• _Job_: Return each entry exactly, omitting nothing.

-=-=-

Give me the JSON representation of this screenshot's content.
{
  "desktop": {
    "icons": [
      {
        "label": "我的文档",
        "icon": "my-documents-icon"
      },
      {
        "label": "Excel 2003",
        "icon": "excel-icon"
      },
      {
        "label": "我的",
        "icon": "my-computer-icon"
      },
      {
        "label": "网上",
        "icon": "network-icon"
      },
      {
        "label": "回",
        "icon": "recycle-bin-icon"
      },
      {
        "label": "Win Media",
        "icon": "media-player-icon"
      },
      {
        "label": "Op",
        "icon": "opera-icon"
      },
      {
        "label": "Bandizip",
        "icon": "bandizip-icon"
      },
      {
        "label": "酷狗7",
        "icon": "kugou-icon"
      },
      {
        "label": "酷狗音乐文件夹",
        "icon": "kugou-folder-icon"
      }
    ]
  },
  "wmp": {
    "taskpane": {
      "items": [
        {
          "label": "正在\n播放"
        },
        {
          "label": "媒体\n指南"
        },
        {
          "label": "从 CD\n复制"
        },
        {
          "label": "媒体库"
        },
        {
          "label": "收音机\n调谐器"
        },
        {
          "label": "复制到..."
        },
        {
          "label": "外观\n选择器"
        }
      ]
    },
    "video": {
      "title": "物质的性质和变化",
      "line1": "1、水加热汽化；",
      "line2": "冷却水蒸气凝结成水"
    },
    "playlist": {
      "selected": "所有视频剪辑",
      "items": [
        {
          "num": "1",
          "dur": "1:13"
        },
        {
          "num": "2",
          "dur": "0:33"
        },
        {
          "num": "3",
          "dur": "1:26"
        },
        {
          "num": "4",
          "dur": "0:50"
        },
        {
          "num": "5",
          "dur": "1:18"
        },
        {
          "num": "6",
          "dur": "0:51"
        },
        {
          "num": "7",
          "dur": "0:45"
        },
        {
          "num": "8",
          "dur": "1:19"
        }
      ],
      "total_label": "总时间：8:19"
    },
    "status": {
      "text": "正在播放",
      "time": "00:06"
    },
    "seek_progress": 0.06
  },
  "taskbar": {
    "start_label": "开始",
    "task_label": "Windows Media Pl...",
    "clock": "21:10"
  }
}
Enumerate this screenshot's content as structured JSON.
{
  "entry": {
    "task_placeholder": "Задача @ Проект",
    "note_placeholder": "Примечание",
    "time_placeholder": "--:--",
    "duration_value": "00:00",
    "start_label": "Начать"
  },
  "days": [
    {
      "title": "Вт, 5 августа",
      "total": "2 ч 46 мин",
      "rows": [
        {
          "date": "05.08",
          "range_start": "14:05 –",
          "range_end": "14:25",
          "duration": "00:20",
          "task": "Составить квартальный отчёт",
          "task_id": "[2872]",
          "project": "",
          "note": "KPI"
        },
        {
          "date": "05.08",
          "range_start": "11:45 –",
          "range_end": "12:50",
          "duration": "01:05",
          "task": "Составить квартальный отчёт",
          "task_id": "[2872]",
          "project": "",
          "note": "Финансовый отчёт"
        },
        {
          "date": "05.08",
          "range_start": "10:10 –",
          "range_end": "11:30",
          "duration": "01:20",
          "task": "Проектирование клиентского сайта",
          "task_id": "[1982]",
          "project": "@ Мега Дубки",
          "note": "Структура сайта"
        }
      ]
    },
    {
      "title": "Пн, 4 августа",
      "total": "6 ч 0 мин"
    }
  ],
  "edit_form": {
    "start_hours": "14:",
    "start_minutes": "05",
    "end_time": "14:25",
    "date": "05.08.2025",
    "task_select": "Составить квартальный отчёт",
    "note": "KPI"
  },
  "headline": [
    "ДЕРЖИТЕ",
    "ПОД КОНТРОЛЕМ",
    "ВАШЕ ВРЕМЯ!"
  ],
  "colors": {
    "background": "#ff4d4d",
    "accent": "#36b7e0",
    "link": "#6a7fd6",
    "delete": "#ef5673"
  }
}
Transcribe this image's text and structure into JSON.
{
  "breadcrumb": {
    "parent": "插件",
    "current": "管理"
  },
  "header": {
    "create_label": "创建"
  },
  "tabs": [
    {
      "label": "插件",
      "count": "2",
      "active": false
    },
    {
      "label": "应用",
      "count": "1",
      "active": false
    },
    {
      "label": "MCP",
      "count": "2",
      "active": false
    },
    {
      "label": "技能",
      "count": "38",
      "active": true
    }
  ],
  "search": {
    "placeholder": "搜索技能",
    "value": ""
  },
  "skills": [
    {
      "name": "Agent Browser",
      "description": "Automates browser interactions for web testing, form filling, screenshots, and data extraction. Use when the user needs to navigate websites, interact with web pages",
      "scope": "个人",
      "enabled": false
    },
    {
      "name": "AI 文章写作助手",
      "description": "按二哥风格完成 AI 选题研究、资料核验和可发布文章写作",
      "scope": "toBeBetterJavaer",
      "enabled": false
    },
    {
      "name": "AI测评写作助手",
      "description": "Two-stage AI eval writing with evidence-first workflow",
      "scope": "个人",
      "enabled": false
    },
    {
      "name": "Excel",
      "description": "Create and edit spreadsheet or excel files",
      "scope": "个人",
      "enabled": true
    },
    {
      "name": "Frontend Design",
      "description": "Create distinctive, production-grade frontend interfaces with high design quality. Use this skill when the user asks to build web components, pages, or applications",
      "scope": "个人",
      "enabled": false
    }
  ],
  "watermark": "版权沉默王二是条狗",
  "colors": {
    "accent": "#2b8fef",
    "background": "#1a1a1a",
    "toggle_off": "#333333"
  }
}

-=-=-

• _Task output_:
Give me the JSON representation of this screenshot's content.
{
  "desktop": {
    "icons": [
      {
        "label": "我的文档",
        "icon": "my-documents-icon"
      },
      {
        "label": "Excel 2003",
        "icon": "excel-icon"
      },
      {
        "label": "我的",
        "icon": "my-computer-icon"
      },
      {
        "label": "网上",
        "icon": "network-icon"
      },
      {
        "label": "回",
        "icon": "recycle-bin-icon"
      },
      {
        "label": "Win Media",
        "icon": "media-player-icon"
      },
      {
        "label": "Op",
        "icon": "opera-icon"
      },
      {
        "label": "Bandizip",
        "icon": "bandizip-icon"
      },
      {
        "label": "酷狗7",
        "icon": "kugou-icon"
      },
      {
        "label": "酷狗音乐文件夹",
        "icon": "kugou-folder-icon"
      }
    ]
  },
  "wmp": {
    "taskpane": {
      "items": [
        {
          "label": "正在\n播放"
        },
        {
          "label": "媒体\n指南"
        },
        {
          "label": "从 CD\n复制"
        },
        {
          "label": "媒体库"
        },
        {
          "label": "收音机\n调谐器"
        },
        {
          "label": "复制到..."
        },
        {
          "label": "外观\n选择器"
        }
      ]
    },
    "video": {
      "title": "物质的性质和变化",
      "line1": "1、水加热汽化；",
      "line2": "冷却水蒸气凝结成水"
    },
    "playlist": {
      "selected": "所有视频剪辑",
      "items": [
        {
          "num": "1",
          "dur": "1:13"
        },
        {
          "num": "2",
          "dur": "0:33"
        },
        {
          "num": "3",
          "dur": "1:26"
        },
        {
          "num": "4",
          "dur": "0:50"
        },
        {
          "num": "5",
          "dur": "1:18"
        },
        {
          "num": "6",
          "dur": "0:51"
        },
        {
          "num": "7",
          "dur": "0:45"
        },
        {
          "num": "8",
          "dur": "1:19"
        }
      ],
      "total_label": "总时间：8:19"
    },
    "status": {
      "text": "正在播放",
      "time": "00:06"
    },
    "seek_progress": 0.06
  },
  "taskbar": {
    "start_label": "开始",
    "task_label": "Windows Media Pl...",
    "clock": "21:10"
  }
}
Enumerate this screenshot's content as structured JSON.
{
  "entry": {
    "task_placeholder": "Задача @ Проект",
    "note_placeholder": "Примечание",
    "time_placeholder": "--:--",
    "duration_value": "00:00",
    "start_label": "Начать"
  },
  "days": [
    {
      "title": "Вт, 5 августа",
      "total": "2 ч 46 мин",
      "rows": [
        {
          "date": "05.08",
          "range_start": "14:05 –",
          "range_end": "14:25",
          "duration": "00:20",
          "task": "Составить квартальный отчёт",
          "task_id": "[2872]",
          "project": "",
          "note": "KPI"
        },
        {
          "date": "05.08",
          "range_start": "11:45 –",
          "range_end": "12:50",
          "duration": "01:05",
          "task": "Составить квартальный отчёт",
          "task_id": "[2872]",
          "project": "",
          "note": "Финансовый отчёт"
        },
        {
          "date": "05.08",
          "range_start": "10:10 –",
          "range_end": "11:30",
          "duration": "01:20",
          "task": "Проектирование клиентского сайта",
          "task_id": "[1982]",
          "project": "@ Мега Дубки",
          "note": "Структура сайта"
        }
      ]
    },
    {
      "title": "Пн, 4 августа",
      "total": "6 ч 0 мин"
    }
  ],
  "edit_form": {
    "start_hours": "14:",
    "start_minutes": "05",
    "end_time": "14:25",
    "date": "05.08.2025",
    "task_select": "Составить квартальный отчёт",
    "note": "KPI"
  },
  "headline": [
    "ДЕРЖИТЕ",
    "ПОД КОНТРОЛЕМ",
    "ВАШЕ ВРЕМЯ!"
  ],
  "colors": {
    "background": "#ff4d4d",
    "accent": "#36b7e0",
    "link": "#6a7fd6",
    "delete": "#ef5673"
  }
}
Transcribe this image's text and structure into JSON.
{
  "breadcrumb": {
    "parent": "插件",
    "current": "管理"
  },
  "header": {
    "create_label": "创建"
  },
  "tabs": [
    {
      "label": "插件",
      "count": "2",
      "active": false
    },
    {
      "label": "应用",
      "count": "1",
      "active": false
    },
    {
      "label": "MCP",
      "count": "2",
      "active": false
    },
    {
      "label": "技能",
      "count": "38",
      "active": true
    }
  ],
  "search": {
    "placeholder": "搜索技能",
    "value": ""
  },
  "skills": [
    {
      "name": "Agent Browser",
      "description": "Automates browser interactions for web testing, form filling, screenshots, and data extraction. Use when the user needs to navigate websites, interact with web pages",
      "scope": "个人",
      "enabled": false
    },
    {
      "name": "AI 文章写作助手",
      "description": "按二哥风格完成 AI 选题研究、资料核验和可发布文章写作",
      "scope": "toBeBetterJavaer",
      "enabled": false
    },
    {
      "name": "AI测评写作助手",
      "description": "Two-stage AI eval writing with evidence-first workflow",
      "scope": "个人",
      "enabled": false
    },
    {
      "name": "Excel",
      "description": "Create and edit spreadsheet or excel files",
      "scope": "个人",
      "enabled": true
    },
    {
      "name": "Frontend Design",
      "description": "Create distinctive, production-grade frontend interfaces with high design quality. Use this skill when the user asks to build web components, pages, or applications",
      "scope": "个人",
      "enabled": false
    }
  ],
  "watermark": "版权沉默王二是条狗",
  "colors": {
    "accent": "#2b8fef",
    "background": "#1a1a1a",
    "toggle_off": "#333333"
  }
}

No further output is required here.